◆ **DATA LISTING**:
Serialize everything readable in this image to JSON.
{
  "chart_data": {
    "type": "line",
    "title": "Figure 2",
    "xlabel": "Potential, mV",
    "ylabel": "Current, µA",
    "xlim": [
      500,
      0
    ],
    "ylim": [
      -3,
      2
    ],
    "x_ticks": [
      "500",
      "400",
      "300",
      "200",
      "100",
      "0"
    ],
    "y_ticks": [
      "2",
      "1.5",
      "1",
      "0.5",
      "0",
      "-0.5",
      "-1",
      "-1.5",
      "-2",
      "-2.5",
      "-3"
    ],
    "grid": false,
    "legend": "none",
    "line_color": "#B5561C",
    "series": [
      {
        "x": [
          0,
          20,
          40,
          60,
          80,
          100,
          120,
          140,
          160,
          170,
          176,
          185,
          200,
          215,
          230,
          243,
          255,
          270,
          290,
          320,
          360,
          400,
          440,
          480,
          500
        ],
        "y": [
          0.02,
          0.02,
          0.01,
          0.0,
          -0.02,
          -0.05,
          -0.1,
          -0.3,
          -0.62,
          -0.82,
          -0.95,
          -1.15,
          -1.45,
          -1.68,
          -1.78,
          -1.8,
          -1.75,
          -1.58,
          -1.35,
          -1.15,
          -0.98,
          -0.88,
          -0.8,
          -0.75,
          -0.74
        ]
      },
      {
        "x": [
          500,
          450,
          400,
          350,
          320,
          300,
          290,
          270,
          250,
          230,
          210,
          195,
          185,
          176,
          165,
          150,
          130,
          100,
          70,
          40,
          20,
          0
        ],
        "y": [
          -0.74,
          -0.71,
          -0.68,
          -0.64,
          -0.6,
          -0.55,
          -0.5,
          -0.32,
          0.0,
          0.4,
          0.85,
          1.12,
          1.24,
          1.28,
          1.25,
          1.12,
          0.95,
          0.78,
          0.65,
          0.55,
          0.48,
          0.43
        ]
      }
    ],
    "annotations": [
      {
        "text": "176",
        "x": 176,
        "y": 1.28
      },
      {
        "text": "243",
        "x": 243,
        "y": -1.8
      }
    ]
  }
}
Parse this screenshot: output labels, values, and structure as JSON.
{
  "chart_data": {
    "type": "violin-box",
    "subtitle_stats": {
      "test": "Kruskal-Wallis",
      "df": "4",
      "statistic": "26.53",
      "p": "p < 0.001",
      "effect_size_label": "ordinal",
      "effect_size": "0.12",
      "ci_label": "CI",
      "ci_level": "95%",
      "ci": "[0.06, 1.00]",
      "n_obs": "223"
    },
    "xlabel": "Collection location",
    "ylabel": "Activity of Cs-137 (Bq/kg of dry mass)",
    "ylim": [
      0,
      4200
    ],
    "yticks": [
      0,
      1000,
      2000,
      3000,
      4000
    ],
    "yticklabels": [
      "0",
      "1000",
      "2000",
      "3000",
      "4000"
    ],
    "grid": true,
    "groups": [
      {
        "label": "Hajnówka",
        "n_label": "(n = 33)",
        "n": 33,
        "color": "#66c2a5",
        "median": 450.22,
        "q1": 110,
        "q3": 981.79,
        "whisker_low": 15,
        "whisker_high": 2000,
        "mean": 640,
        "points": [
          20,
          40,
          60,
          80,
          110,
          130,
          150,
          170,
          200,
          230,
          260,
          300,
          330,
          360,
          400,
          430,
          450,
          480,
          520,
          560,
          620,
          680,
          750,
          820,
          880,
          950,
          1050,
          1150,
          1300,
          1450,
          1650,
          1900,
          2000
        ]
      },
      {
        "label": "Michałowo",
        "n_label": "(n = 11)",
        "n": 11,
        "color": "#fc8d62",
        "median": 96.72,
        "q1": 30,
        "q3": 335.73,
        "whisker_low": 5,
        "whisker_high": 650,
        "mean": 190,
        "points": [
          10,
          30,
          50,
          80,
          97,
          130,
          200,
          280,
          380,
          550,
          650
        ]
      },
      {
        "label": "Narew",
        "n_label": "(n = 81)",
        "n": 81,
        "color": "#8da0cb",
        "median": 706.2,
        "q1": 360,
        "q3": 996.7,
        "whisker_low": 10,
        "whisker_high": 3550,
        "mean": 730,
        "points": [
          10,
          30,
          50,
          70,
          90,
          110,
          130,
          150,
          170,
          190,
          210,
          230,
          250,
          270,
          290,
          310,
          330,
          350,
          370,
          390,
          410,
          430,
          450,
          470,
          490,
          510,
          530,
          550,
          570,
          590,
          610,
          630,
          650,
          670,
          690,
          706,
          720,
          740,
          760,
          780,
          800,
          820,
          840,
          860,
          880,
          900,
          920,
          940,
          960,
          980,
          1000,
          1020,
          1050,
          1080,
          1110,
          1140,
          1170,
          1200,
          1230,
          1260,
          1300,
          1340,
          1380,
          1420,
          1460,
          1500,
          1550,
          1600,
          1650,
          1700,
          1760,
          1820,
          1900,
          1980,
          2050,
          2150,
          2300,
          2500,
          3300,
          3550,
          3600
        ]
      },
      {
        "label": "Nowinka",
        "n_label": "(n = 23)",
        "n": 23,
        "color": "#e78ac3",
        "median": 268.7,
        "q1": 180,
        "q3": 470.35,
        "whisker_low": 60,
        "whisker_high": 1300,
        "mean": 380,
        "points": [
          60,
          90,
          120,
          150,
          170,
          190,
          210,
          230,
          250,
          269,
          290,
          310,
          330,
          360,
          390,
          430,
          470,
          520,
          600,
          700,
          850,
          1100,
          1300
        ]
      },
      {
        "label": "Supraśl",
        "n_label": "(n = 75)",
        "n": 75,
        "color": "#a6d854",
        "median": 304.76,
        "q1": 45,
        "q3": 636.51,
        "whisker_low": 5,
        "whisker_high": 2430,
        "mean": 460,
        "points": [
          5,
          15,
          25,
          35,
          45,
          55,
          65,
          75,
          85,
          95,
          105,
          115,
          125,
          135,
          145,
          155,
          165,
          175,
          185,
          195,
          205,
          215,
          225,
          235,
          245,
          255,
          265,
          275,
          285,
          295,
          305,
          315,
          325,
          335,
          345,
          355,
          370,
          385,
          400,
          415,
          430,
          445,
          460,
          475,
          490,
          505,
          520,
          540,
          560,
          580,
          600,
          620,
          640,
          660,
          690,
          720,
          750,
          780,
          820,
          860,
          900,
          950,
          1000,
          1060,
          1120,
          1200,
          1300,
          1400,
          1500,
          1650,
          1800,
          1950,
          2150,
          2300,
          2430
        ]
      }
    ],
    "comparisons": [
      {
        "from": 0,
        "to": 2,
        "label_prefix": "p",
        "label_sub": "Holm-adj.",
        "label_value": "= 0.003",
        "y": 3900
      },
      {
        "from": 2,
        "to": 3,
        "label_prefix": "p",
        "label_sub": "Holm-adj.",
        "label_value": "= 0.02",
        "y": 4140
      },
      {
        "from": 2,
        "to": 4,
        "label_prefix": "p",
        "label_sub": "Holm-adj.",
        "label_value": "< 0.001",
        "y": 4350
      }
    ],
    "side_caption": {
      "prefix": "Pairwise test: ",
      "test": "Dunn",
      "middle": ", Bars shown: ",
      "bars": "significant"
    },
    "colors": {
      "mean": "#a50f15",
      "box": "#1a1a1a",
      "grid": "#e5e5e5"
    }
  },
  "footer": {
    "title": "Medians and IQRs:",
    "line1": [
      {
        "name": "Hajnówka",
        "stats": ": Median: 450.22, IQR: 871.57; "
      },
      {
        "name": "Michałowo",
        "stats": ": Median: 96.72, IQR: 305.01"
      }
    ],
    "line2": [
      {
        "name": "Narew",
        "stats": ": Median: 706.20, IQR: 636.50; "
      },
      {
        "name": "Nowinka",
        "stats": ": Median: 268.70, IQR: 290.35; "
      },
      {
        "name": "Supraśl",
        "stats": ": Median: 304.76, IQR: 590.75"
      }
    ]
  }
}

◆ **DO THIS**: Write out the entire listing exactly.

◆ **FINAL RESULT**:
Serialize everything readable in this image to JSON.
{
  "chart_data": {
    "type": "line",
    "title": "Figure 2",
    "xlabel": "Potential, mV",
    "ylabel": "Current, µA",
    "xlim": [
      500,
      0
    ],
    "ylim": [
      -3,
      2
    ],
    "x_ticks": [
      "500",
      "400",
      "300",
      "200",
      "100",
      "0"
    ],
    "y_ticks": [
      "2",
      "1.5",
      "1",
      "0.5",
      "0",
      "-0.5",
      "-1",
      "-1.5",
      "-2",
      "-2.5",
      "-3"
    ],
    "grid": false,
    "legend": "none",
    "line_color": "#B5561C",
    "series": [
      {
        "x": [
          0,
          20,
          40,
          60,
          80,
          100,
          120,
          140,
          160,
          170,
          176,
          185,
          200,
          215,
          230,
          243,
          255,
          270,
          290,
          320,
          360,
          400,
          440,
          480,
          500
        ],
        "y": [
          0.02,
          0.02,
          0.01,
          0.0,
          -0.02,
          -0.05,
          -0.1,
          -0.3,
          -0.62,
          -0.82,
          -0.95,
          -1.15,
          -1.45,
          -1.68,
          -1.78,
          -1.8,
          -1.75,
          -1.58,
          -1.35,
          -1.15,
          -0.98,
          -0.88,
          -0.8,
          -0.75,
          -0.74
        ]
      },
      {
        "x": [
          500,
          450,
          400,
          350,
          320,
          300,
          290,
          270,
          250,
          230,
          210,
          195,
          185,
          176,
          165,
          150,
          130,
          100,
          70,
          40,
          20,
          0
        ],
        "y": [
          -0.74,
          -0.71,
          -0.68,
          -0.64,
          -0.6,
          -0.55,
          -0.5,
          -0.32,
          0.0,
          0.4,
          0.85,
          1.12,
          1.24,
          1.28,
          1.25,
          1.12,
          0.95,
          0.78,
          0.65,
          0.55,
          0.48,
          0.43
        ]
      }
    ],
    "annotations": [
      {
        "text": "176",
        "x": 176,
        "y": 1.28
      },
      {
        "text": "243",
        "x": 243,
        "y": -1.8
      }
    ]
  }
}
Parse this screenshot: output labels, values, and structure as JSON.
{
  "chart_data": {
    "type": "violin-box",
    "subtitle_stats": {
      "test": "Kruskal-Wallis",
      "df": "4",
      "statistic": "26.53",
      "p": "p < 0.001",
      "effect_size_label": "ordinal",
      "effect_size": "0.12",
      "ci_label": "CI",
      "ci_level": "95%",
      "ci": "[0.06, 1.00]",
      "n_obs": "223"
    },
    "xlabel": "Collection location",
    "ylabel": "Activity of Cs-137 (Bq/kg of dry mass)",
    "ylim": [
      0,
      4200
    ],
    "yticks": [
      0,
      1000,
      2000,
      3000,
      4000
    ],
    "yticklabels": [
      "0",
      "1000",
      "2000",
      "3000",
      "4000"
    ],
    "grid": true,
    "groups": [
      {
        "label": "Hajnówka",
        "n_label": "(n = 33)",
        "n": 33,
        "color": "#66c2a5",
        "median": 450.22,
        "q1": 110,
        "q3": 981.79,
        "whisker_low": 15,
        "whisker_high": 2000,
        "mean": 640,
        "points": [
          20,
          40,
          60,
          80,
          110,
          130,
          150,
          170,
          200,
          230,
          260,
          300,
          330,
          360,
          400,
          430,
          450,
          480,
          520,
          560,
          620,
          680,
          750,
          820,
          880,
          950,
          1050,
          1150,
          1300,
          1450,
          1650,
          1900,
          2000
        ]
      },
      {
        "label": "Michałowo",
        "n_label": "(n = 11)",
        "n": 11,
        "color": "#fc8d62",
        "median": 96.72,
        "q1": 30,
        "q3": 335.73,
        "whisker_low": 5,
        "whisker_high": 650,
        "mean": 190,
        "points": [
          10,
          30,
          50,
          80,
          97,
          130,
          200,
          280,
          380,
          550,
          650
        ]
      },
      {
        "label": "Narew",
        "n_label": "(n = 81)",
        "n": 81,
        "color": "#8da0cb",
        "median": 706.2,
        "q1": 360,
        "q3": 996.7,
        "whisker_low": 10,
        "whisker_high": 3550,
        "mean": 730,
        "points": [
          10,
          30,
          50,
          70,
          90,
          110,
          130,
          150,
          170,
          190,
          210,
          230,
          250,
          270,
          290,
          310,
          330,
          350,
          370,
          390,
          410,
          430,
          450,
          470,
          490,
          510,
          530,
          550,
          570,
          590,
          610,
          630,
          650,
          670,
          690,
          706,
          720,
          740,
          760,
          780,
          800,
          820,
          840,
          860,
          880,
          900,
          920,
          940,
          960,
          980,
          1000,
          1020,
          1050,
          1080,
          1110,
          1140,
          1170,
          1200,
          1230,
          1260,
          1300,
          1340,
          1380,
          1420,
          1460,
          1500,
          1550,
          1600,
          1650,
          1700,
          1760,
          1820,
          1900,
          1980,
          2050,
          2150,
          2300,
          2500,
          3300,
          3550,
          3600
        ]
      },
      {
        "label": "Nowinka",
        "n_label": "(n = 23)",
        "n": 23,
        "color": "#e78ac3",
        "median": 268.7,
        "q1": 180,
        "q3": 470.35,
        "whisker_low": 60,
        "whisker_high": 1300,
        "mean": 380,
        "points": [
          60,
          90,
          120,
          150,
          170,
          190,
          210,
          230,
          250,
          269,
          290,
          310,
          330,
          360,
          390,
          430,
          470,
          520,
          600,
          700,
          850,
          1100,
          1300
        ]
      },
      {
        "label": "Supraśl",
        "n_label": "(n = 75)",
        "n": 75,
        "color": "#a6d854",
        "median": 304.76,
        "q1": 45,
        "q3": 636.51,
        "whisker_low": 5,
        "whisker_high": 2430,
        "mean": 460,
        "points": [
          5,
          15,
          25,
          35,
          45,
          55,
          65,
          75,
          85,
          95,
          105,
          115,
          125,
          135,
          145,
          155,
          165,
          175,
          185,
          195,
          205,
          215,
          225,
          235,
          245,
          255,
          265,
          275,
          285,
          295,
          305,
          315,
          325,
          335,
          345,
          355,
          370,
          385,
          400,
          415,
          430,
          445,
          460,
          475,
          490,
          505,
          520,
          540,
          560,
          580,
          600,
          620,
          640,
          660,
          690,
          720,
          750,
          780,
          820,
          860,
          900,
          950,
          1000,
          1060,
          1120,
          1200,
          1300,
          1400,
          1500,
          1650,
          1800,
          1950,
          2150,
          2300,
          2430
        ]
      }
    ],
    "comparisons": [
      {
        "from": 0,
        "to": 2,
        "label_prefix": "p",
        "label_sub": "Holm-adj.",
        "label_value": "= 0.003",
        "y": 3900
      },
      {
        "from": 2,
        "to": 3,
        "label_prefix": "p",
        "label_sub": "Holm-adj.",
        "label_value": "= 0.02",
        "y": 4140
      },
      {
        "from": 2,
        "to": 4,
        "label_prefix": "p",
        "label_sub": "Holm-adj.",
        "label_value": "< 0.001",
        "y": 4350
      }
    ],
    "side_caption": {
      "prefix": "Pairwise test: ",
      "test": "Dunn",
      "middle": ", Bars shown: ",
      "bars": "significant"
    },
    "colors": {
      "mean": "#a50f15",
      "box": "#1a1a1a",
      "grid": "#e5e5e5"
    }
  },
  "footer": {
    "title": "Medians and IQRs:",
    "line1": [
      {
        "name": "Hajnówka",
        "stats": ": Median: 450.22, IQR: 871.57; "
      },
      {
        "name": "Michałowo",
        "stats": ": Median: 96.72, IQR: 305.01"
      }
    ],
    "line2": [
      {
        "name": "Narew",
        "stats": ": Median: 706.20, IQR: 636.50; "
      },
      {
        "name": "Nowinka",
        "stats": ": Median: 268.70, IQR: 290.35; "
      },
      {
        "name": "Supraśl",
        "stats": ": Median: 304.76, IQR: 590.75"
      }
    ]
  }
}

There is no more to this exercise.